§ **Exercise instructions**
The records that follow are to be transcribed in full, without their images.

§ **Material provided**
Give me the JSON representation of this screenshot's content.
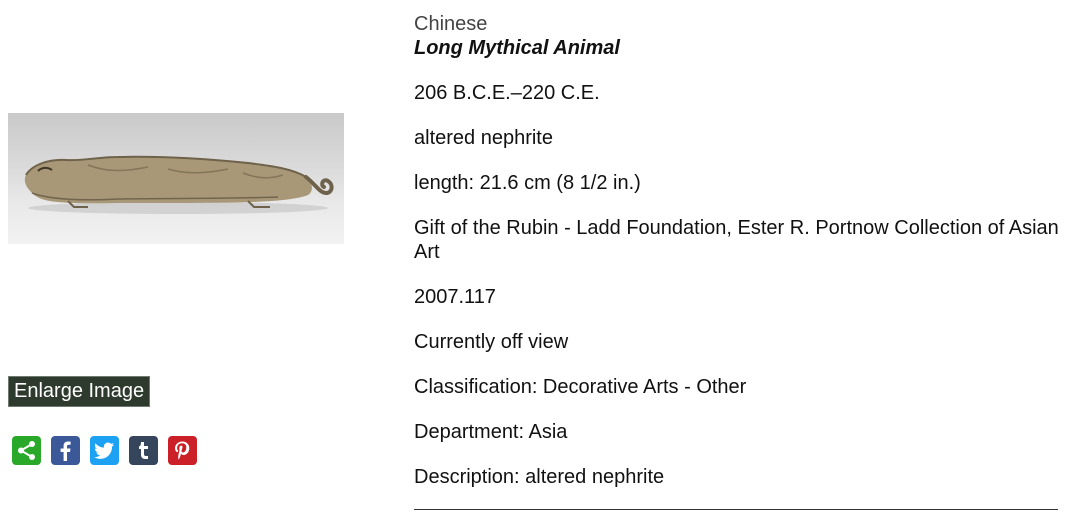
{
  "artwork": {
    "culture": "Chinese",
    "title": "Long Mythical Animal",
    "date": "206 B.C.E.–220 C.E.",
    "medium": "altered nephrite",
    "dimensions": "length: 21.6 cm (8 1/2 in.)",
    "credit_line": "Gift of the Rubin - Ladd Foundation, Ester R. Portnow Collection of Asian Art",
    "accession_number": "2007.117",
    "status": "Currently off view",
    "classification": "Classification: Decorative Arts - Other",
    "department": "Department: Asia",
    "description": "Description: altered nephrite"
  },
  "actions": {
    "enlarge_label": "Enlarge Image"
  },
  "share": [
    {
      "icon": "share-icon",
      "color": "#2aa82a"
    },
    {
      "icon": "facebook-icon",
      "color": "#3b5998"
    },
    {
      "icon": "twitter-icon",
      "color": "#1da1f2"
    },
    {
      "icon": "tumblr-icon",
      "color": "#35465c"
    },
    {
      "icon": "pinterest-icon",
      "color": "#cb2027"
    }
  ]
}
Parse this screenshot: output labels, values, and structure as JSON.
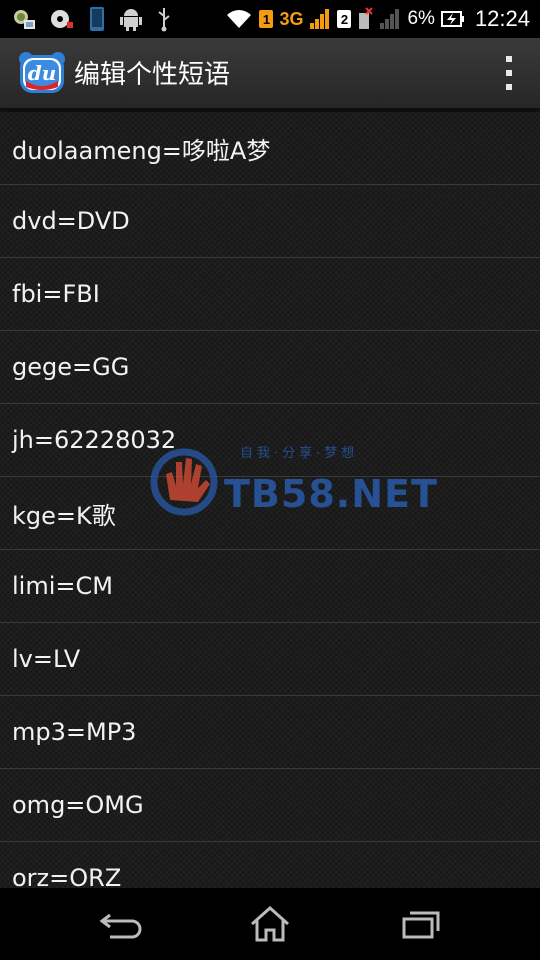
{
  "status_bar": {
    "icons_left": [
      "photo-notification-icon",
      "media-notification-icon",
      "phone-notification-icon",
      "android-debug-icon",
      "usb-icon"
    ],
    "sim1_badge": "1",
    "network_type": "3G",
    "sim2_badge": "2",
    "battery_percent": "6%",
    "time": "12:24"
  },
  "action_bar": {
    "app_icon_text": "du",
    "title": "编辑个性短语",
    "overflow_icon": "overflow-menu-icon"
  },
  "list": {
    "items": [
      "duolaameng=哆啦A梦",
      "dvd=DVD",
      "fbi=FBI",
      "gege=GG",
      "jh=62228032",
      "kge=K歌",
      "limi=CM",
      "lv=LV",
      "mp3=MP3",
      "omg=OMG",
      "orz=ORZ"
    ]
  },
  "watermark": {
    "text": "TB58.NET",
    "subtext": "自我·分享·梦想"
  },
  "nav_bar": {
    "back_icon": "back-icon",
    "home_icon": "home-icon",
    "recents_icon": "recent-apps-icon"
  },
  "colors": {
    "action_bar": "#2f2f2f",
    "network_3g": "#f39c12",
    "watermark": "#285aaa"
  }
}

§ **Solution for this task**
Give me the JSON representation of this screenshot's content.
{
  "artwork": {
    "culture": "Chinese",
    "title": "Long Mythical Animal",
    "date": "206 B.C.E.–220 C.E.",
    "medium": "altered nephrite",
    "dimensions": "length: 21.6 cm (8 1/2 in.)",
    "credit_line": "Gift of the Rubin - Ladd Foundation, Ester R. Portnow Collection of Asian Art",
    "accession_number": "2007.117",
    "status": "Currently off view",
    "classification": "Classification: Decorative Arts - Other",
    "department": "Department: Asia",
    "description": "Description: altered nephrite"
  },
  "actions": {
    "enlarge_label": "Enlarge Image"
  },
  "share": [
    {
      "icon": "share-icon",
      "color": "#2aa82a"
    },
    {
      "icon": "facebook-icon",
      "color": "#3b5998"
    },
    {
      "icon": "twitter-icon",
      "color": "#1da1f2"
    },
    {
      "icon": "tumblr-icon",
      "color": "#35465c"
    },
    {
      "icon": "pinterest-icon",
      "color": "#cb2027"
    }
  ]
}
Parse this screenshot: output labels, values, and structure as JSON.
{
  "status_bar": {
    "icons_left": [
      "photo-notification-icon",
      "media-notification-icon",
      "phone-notification-icon",
      "android-debug-icon",
      "usb-icon"
    ],
    "sim1_badge": "1",
    "network_type": "3G",
    "sim2_badge": "2",
    "battery_percent": "6%",
    "time": "12:24"
  },
  "action_bar": {
    "app_icon_text": "du",
    "title": "编辑个性短语",
    "overflow_icon": "overflow-menu-icon"
  },
  "list": {
    "items": [
      "duolaameng=哆啦A梦",
      "dvd=DVD",
      "fbi=FBI",
      "gege=GG",
      "jh=62228032",
      "kge=K歌",
      "limi=CM",
      "lv=LV",
      "mp3=MP3",
      "omg=OMG",
      "orz=ORZ"
    ]
  },
  "watermark": {
    "text": "TB58.NET",
    "subtext": "自我·分享·梦想"
  },
  "nav_bar": {
    "back_icon": "back-icon",
    "home_icon": "home-icon",
    "recents_icon": "recent-apps-icon"
  },
  "colors": {
    "action_bar": "#2f2f2f",
    "network_3g": "#f39c12",
    "watermark": "#285aaa"
  }
}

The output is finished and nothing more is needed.